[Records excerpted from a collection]
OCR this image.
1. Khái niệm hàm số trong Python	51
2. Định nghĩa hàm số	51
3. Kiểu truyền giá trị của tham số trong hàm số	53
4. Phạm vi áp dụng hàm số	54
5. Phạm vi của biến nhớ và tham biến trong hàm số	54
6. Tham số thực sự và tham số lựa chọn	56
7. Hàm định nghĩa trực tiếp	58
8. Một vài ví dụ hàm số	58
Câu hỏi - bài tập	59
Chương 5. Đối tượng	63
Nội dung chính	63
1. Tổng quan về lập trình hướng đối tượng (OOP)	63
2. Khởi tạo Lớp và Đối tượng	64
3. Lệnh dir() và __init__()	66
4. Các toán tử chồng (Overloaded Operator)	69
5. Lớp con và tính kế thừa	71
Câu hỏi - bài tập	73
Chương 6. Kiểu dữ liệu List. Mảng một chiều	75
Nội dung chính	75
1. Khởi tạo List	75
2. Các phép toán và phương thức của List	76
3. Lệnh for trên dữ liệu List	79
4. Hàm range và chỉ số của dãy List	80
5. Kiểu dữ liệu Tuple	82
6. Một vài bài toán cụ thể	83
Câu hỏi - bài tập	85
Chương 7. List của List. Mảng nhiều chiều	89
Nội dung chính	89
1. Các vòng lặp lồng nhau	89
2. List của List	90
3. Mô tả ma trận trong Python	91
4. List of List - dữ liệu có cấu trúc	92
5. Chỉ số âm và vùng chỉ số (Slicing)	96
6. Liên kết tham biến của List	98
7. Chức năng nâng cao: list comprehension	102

> [THE EXERCISE]:
Transcribe each entry exactly.

> [THE RESPONSE]:
OCR this image.
1. Khái niệm hàm số trong Python	51
2. Định nghĩa hàm số	51
3. Kiểu truyền giá trị của tham số trong hàm số	53
4. Phạm vi áp dụng hàm số	54
5. Phạm vi của biến nhớ và tham biến trong hàm số	54
6. Tham số thực sự và tham số lựa chọn	56
7. Hàm định nghĩa trực tiếp	58
8. Một vài ví dụ hàm số	58
Câu hỏi - bài tập	59
Chương 5. Đối tượng	63
Nội dung chính	63
1. Tổng quan về lập trình hướng đối tượng (OOP)	63
2. Khởi tạo Lớp và Đối tượng	64
3. Lệnh dir() và __init__()	66
4. Các toán tử chồng (Overloaded Operator)	69
5. Lớp con và tính kế thừa	71
Câu hỏi - bài tập	73
Chương 6. Kiểu dữ liệu List. Mảng một chiều	75
Nội dung chính	75
1. Khởi tạo List	75
2. Các phép toán và phương thức của List	76
3. Lệnh for trên dữ liệu List	79
4. Hàm range và chỉ số của dãy List	80
5. Kiểu dữ liệu Tuple	82
6. Một vài bài toán cụ thể	83
Câu hỏi - bài tập	85
Chương 7. List của List. Mảng nhiều chiều	89
Nội dung chính	89
1. Các vòng lặp lồng nhau	89
2. List của List	90
3. Mô tả ma trận trong Python	91
4. List of List - dữ liệu có cấu trúc	92
5. Chỉ số âm và vùng chỉ số (Slicing)	96
6. Liên kết tham biến của List	98
7. Chức năng nâng cao: list comprehension	102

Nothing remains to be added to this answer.